### EXCERPT TO READ
● ● ●

In an article in London Review of Books, British journalist Jonah Goodman uncovers the nearly forgotten story of a 20th century medical miracle. You may think you don’t care about thyroid disease or cretinous children or the governance of Swiss cantons, but I promise that Mr. Goodman will have you glued to the page.
While concluding with a victory of truth over ignorance, the essay also illustrates the meaninglessness of the “trust science” meme. Whose science? Which data? What doctor? Scientific inquiry can be a blood sport, baby. Medical progress depends on the actions of flawed humans and is easily disrupted (anti-vaxxers come to mind). But Goodman’s story reveals both the noble and ignoble in science—and has a happy ending. —Barbara Ramsey
PHYSICS
My lack of a Fermi paradox
By Barbara Ramsey
PHYSICISTS AND SCI-FI aficionados are puzzled by the question: If the pre-conditions for life are so ubiquitous in our universe, where’s ET? While living beings likely exist in other parts of our universe, we have no convincing direct evidence of intelligent extraterrestrial life. In 1950, Enrico Fermi posed this question as an offhand remark. During a lunchtime conversation about life on other planets, he reportedly asked “Where are they?” This strikes me as a perfectly reasonable question that poses no paradox. Where are they, indeed? Find out and then tell me all about them! I stand with Enrico.

● ● ●

### RECORDS SUPPLIED
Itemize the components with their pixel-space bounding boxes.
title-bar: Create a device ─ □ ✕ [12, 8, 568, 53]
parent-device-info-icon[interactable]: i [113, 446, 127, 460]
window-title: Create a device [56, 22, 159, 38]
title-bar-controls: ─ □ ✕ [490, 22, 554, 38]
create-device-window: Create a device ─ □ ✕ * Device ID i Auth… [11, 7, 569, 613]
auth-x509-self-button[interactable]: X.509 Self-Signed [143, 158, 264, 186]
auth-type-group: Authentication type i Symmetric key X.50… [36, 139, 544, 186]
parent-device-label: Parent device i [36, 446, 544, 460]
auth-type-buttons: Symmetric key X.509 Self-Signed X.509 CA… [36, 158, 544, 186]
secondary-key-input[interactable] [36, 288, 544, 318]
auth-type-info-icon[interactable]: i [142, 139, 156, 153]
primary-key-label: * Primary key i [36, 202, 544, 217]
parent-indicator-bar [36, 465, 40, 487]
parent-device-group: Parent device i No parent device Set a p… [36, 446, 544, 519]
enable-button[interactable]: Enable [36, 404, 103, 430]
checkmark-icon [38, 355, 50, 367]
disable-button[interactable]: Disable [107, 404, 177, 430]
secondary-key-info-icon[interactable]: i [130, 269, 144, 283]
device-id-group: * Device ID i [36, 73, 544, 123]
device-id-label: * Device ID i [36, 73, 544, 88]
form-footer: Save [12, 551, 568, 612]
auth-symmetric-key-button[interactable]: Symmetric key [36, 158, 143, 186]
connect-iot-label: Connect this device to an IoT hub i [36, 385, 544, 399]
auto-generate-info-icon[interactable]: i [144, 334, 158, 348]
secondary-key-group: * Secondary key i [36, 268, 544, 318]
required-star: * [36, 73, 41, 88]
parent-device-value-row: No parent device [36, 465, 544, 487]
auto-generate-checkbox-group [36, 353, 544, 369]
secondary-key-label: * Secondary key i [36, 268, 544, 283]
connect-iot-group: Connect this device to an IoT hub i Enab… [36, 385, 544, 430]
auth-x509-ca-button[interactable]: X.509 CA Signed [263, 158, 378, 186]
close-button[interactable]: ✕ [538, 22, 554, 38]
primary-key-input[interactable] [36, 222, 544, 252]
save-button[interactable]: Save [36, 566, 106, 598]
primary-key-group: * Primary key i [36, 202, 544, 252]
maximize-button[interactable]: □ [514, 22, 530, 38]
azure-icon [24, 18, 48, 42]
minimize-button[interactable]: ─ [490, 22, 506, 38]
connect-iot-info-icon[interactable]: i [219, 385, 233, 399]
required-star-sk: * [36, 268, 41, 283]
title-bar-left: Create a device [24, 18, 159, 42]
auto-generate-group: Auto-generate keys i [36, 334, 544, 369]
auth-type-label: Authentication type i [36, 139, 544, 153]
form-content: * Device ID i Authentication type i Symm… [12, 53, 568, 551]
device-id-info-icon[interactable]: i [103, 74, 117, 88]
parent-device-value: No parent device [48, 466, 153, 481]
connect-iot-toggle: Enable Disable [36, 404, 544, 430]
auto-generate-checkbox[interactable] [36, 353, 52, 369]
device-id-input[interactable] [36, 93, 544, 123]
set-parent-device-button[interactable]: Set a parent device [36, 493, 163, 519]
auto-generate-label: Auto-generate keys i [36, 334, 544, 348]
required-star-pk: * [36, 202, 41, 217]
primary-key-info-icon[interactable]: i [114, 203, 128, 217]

● ● ●

### WORK TO COMPLETE
Copy the review excerpt from "In an article" up to and including "to the page.", replacing "medical miracle" with "medical breakthrough". Work from the review excerpt alone.

### EXERCISE SOLUTION
In an article in London Review of Books, British journalist Jonah Goodman uncovers the nearly forgotten story of a 20th century medical breakthrough. You may think you don’t care about thyroid disease or cretinous children or the governance of Swiss cantons, but I promise that Mr. Goodman will have you glued to the page.